▸ **What the exercise asks**:
Go through the records underneath and count the lines that include the string "Spongiform". Give nothing but the number.

▸ **Material for this exercise**:

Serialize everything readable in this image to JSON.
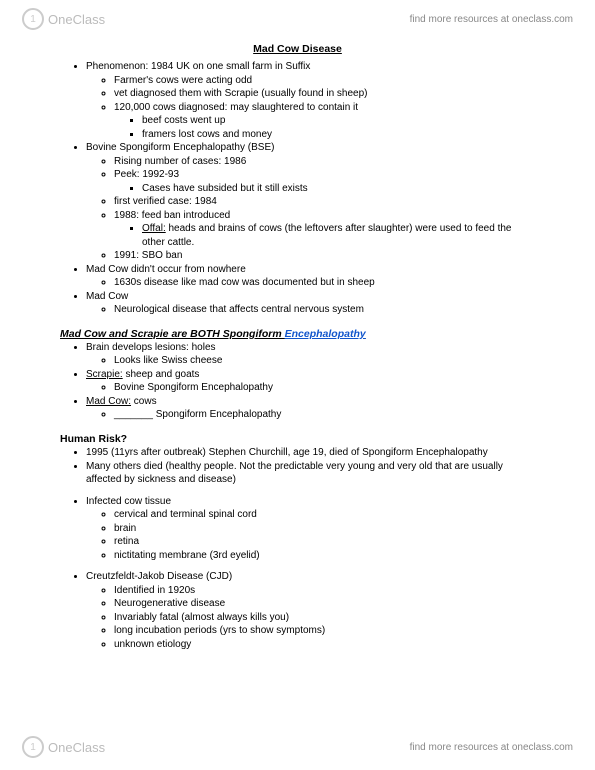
{
  "brand": {
    "logo_text": "OneClass",
    "tagline": "find more resources at oneclass.com"
  },
  "title": "Mad Cow Disease",
  "s1": {
    "phenomenon": "Phenomenon: 1984 UK on one small farm in Suffix",
    "i1": "Farmer's cows were acting odd",
    "i2": "vet diagnosed them with Scrapie (usually found in sheep)",
    "i3": "120,000 cows diagnosed: may slaughtered to contain it",
    "i3a": "beef costs went up",
    "i3b": "framers lost cows and money",
    "bse": "Bovine Spongiform Encephalopathy (BSE)",
    "b1": "Rising number of cases: 1986",
    "b2": "Peek: 1992-93",
    "b2a": "Cases have subsided but it still exists",
    "b3": "first verified case: 1984",
    "b4": "1988: feed ban introduced",
    "b4a_u": "Offal:",
    "b4a_rest": " heads and brains of cows (the leftovers after slaughter) were used to feed the other cattle.",
    "b5": "1991: SBO ban",
    "mc_nowhere": "Mad Cow didn't occur from nowhere",
    "mc_nowhere1": "1630s disease like mad cow was documented but in sheep",
    "mc": "Mad Cow",
    "mc1": "Neurological disease that affects central nervous system"
  },
  "s2": {
    "heading_pre": "Mad Cow and Scrapie are BOTH Spongiform ",
    "heading_link": "Encephalopathy",
    "i1": "Brain develops lesions: holes",
    "i1a": "Looks like Swiss cheese",
    "scrapie_u": "Scrapie:",
    "scrapie_rest": " sheep and goats",
    "scrapie_sub": "Bovine Spongiform Encephalopathy",
    "madcow_u": "Mad Cow:",
    "madcow_rest": " cows",
    "madcow_sub": "_______ Spongiform Encephalopathy"
  },
  "s3": {
    "heading": "Human Risk?",
    "i1": "1995 (11yrs after outbreak) Stephen Churchill, age 19, died of Spongiform Encephalopathy",
    "i2": "Many others died (healthy people. Not the predictable very young and very old that are usually affected by sickness and disease)",
    "tissue": "Infected cow tissue",
    "t1": "cervical and terminal spinal cord",
    "t2": "brain",
    "t3": "retina",
    "t4": "nictitating membrane (3rd eyelid)",
    "cjd": "Creutzfeldt-Jakob Disease (CJD)",
    "c1": "Identified in 1920s",
    "c2": "Neurogenerative disease",
    "c3": "Invariably fatal (almost always kills you)",
    "c4": "long incubation periods (yrs to show symptoms)",
    "c5": "unknown etiology"
  }
}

▸ **The reply**:
5